> THE PROBLEM
Determine which lines of the records include the word "filled", and copy them.

**********

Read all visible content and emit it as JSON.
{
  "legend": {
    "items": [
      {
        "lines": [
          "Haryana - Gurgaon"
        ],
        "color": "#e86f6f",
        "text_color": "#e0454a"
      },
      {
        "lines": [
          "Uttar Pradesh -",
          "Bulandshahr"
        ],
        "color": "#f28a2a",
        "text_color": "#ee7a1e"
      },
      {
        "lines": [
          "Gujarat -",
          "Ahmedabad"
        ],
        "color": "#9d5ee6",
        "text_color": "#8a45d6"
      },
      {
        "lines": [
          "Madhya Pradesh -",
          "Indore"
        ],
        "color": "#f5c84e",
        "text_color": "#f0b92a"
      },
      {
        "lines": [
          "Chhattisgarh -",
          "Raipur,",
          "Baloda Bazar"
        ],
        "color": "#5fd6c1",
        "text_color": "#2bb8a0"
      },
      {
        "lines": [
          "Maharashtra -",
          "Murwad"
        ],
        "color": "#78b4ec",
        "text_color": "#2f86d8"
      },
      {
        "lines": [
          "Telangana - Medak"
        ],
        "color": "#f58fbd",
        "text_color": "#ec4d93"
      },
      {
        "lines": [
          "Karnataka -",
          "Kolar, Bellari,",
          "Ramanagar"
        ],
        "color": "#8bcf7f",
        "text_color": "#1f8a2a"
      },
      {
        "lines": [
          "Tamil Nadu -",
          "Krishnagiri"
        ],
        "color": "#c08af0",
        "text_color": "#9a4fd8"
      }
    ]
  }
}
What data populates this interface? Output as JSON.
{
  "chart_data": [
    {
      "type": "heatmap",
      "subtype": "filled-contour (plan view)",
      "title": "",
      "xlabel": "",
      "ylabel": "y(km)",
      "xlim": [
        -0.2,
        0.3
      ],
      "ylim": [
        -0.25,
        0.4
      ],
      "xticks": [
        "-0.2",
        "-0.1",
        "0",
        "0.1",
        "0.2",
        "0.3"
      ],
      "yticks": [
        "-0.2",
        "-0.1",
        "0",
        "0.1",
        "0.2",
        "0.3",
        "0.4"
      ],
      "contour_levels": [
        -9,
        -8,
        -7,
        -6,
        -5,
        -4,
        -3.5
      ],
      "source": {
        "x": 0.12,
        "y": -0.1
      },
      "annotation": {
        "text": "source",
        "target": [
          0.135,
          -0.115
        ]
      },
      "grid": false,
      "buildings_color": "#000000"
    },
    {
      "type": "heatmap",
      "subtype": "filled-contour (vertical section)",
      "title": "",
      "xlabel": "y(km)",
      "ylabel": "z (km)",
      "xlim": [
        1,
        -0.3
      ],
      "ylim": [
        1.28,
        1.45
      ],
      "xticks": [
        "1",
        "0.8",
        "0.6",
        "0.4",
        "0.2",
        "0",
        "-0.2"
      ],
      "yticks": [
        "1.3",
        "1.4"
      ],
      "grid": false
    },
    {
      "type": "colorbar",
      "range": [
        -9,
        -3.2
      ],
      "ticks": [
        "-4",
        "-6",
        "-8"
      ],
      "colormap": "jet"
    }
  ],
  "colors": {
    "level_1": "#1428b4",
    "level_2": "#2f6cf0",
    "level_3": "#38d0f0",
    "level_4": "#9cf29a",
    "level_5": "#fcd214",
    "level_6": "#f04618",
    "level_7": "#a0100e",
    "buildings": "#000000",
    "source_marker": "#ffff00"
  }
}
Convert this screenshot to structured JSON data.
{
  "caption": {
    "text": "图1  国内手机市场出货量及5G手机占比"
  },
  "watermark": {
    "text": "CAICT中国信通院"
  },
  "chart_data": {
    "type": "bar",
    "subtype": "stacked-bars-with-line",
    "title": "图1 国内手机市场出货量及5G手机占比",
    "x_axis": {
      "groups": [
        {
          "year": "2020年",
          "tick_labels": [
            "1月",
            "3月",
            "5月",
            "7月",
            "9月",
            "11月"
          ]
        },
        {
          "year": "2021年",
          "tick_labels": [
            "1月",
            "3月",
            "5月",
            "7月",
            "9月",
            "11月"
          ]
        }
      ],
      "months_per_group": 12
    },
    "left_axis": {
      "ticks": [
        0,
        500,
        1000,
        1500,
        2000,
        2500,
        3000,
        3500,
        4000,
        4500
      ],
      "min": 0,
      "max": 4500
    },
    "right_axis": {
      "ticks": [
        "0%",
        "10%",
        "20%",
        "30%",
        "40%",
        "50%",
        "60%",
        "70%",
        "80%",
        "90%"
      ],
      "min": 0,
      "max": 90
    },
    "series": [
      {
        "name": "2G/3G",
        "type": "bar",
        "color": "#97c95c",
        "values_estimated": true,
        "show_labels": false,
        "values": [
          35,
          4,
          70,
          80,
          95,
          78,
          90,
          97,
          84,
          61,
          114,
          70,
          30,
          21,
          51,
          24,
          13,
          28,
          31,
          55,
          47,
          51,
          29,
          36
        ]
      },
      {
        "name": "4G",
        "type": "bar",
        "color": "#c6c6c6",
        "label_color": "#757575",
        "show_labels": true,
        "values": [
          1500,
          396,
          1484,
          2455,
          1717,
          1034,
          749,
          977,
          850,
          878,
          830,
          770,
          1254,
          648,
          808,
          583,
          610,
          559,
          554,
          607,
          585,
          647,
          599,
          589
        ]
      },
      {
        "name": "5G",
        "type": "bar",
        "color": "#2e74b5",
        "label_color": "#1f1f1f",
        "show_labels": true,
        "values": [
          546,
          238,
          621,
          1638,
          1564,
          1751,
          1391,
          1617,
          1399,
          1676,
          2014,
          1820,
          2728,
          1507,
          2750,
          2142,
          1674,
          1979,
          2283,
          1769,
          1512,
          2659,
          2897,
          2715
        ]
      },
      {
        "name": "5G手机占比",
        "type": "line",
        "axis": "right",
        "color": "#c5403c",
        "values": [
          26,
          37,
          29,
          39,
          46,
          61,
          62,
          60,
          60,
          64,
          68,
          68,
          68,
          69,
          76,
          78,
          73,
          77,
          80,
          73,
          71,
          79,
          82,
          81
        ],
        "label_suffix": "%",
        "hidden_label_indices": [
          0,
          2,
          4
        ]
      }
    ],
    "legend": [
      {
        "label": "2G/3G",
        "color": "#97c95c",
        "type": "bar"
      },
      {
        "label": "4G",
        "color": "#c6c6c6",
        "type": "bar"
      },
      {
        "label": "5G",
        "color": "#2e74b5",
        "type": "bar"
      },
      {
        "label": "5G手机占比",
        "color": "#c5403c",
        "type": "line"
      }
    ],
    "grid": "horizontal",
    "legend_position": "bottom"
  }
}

**********

> WRITTEN SOLUTION
      "subtype": "filled-contour (plan view)",
      "subtype": "filled-contour (vertical section)",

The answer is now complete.